## Task description
Examine each line of the data. Copy those that contain the string "JSON".

━━━━

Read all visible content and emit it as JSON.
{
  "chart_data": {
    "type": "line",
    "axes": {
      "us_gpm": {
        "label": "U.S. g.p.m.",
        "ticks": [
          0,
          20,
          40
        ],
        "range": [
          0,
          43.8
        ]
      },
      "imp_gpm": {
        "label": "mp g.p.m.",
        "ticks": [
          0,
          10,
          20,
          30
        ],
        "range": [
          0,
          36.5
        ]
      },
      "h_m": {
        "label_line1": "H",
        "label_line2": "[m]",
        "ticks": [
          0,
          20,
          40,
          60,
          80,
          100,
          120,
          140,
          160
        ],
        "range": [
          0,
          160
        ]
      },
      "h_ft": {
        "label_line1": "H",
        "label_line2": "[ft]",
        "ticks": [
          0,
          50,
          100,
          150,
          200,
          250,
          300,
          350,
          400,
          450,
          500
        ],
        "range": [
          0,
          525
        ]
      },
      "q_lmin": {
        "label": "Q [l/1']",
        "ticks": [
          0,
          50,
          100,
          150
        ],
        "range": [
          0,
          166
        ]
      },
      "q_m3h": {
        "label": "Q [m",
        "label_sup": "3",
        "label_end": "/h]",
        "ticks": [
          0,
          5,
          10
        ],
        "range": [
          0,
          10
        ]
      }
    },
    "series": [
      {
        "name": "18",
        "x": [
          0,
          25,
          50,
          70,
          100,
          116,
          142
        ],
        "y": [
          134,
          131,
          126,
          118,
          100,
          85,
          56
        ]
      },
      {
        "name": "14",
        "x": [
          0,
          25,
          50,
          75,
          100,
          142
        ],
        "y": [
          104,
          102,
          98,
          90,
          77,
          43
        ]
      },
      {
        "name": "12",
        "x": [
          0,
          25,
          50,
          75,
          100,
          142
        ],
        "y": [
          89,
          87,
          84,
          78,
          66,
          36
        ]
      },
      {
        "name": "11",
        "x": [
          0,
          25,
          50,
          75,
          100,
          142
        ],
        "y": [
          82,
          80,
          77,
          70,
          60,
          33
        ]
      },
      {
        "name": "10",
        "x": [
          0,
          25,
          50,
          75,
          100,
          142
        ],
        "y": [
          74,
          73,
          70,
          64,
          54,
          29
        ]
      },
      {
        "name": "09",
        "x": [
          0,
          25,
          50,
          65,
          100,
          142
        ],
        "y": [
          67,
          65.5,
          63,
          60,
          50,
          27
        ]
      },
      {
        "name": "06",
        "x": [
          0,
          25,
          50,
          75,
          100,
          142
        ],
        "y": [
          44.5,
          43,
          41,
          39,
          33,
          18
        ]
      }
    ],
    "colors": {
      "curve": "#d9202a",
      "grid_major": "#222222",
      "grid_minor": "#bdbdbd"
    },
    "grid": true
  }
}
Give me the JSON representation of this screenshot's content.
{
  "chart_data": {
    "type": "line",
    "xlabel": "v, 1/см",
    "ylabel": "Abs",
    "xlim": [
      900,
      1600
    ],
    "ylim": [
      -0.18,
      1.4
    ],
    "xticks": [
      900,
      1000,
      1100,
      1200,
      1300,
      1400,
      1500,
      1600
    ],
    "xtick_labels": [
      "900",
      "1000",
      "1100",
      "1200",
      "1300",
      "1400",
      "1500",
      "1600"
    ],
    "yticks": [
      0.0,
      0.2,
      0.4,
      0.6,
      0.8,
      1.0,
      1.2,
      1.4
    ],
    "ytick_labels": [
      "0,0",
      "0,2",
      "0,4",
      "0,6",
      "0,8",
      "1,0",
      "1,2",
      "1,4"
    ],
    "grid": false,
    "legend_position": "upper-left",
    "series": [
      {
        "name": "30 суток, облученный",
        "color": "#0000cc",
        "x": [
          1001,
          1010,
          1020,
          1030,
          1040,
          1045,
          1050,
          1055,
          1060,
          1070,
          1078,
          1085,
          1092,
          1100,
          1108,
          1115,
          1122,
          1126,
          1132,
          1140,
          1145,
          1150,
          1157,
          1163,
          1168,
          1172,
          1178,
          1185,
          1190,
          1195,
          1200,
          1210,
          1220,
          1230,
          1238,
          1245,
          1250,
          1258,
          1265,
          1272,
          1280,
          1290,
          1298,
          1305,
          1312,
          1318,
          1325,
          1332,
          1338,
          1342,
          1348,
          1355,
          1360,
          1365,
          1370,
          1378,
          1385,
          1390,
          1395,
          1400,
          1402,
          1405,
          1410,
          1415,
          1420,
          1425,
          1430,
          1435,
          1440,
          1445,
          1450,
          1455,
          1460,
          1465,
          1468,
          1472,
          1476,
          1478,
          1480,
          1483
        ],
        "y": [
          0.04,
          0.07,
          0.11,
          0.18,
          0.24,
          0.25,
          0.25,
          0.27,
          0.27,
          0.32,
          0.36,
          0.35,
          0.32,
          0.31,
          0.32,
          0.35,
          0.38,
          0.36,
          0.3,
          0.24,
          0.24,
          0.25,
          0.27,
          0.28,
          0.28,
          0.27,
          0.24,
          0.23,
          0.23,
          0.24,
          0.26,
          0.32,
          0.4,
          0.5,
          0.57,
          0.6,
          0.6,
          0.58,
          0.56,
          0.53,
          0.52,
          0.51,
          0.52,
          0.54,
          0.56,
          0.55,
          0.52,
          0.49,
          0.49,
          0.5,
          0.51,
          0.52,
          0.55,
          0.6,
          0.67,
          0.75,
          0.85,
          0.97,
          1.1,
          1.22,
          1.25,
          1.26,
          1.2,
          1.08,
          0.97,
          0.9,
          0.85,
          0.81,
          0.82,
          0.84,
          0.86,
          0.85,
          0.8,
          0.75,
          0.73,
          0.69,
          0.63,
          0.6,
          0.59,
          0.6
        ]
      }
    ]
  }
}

━━━━

## Finished answer
Read all visible content and emit it as JSON.
Give me the JSON representation of this screenshot's content.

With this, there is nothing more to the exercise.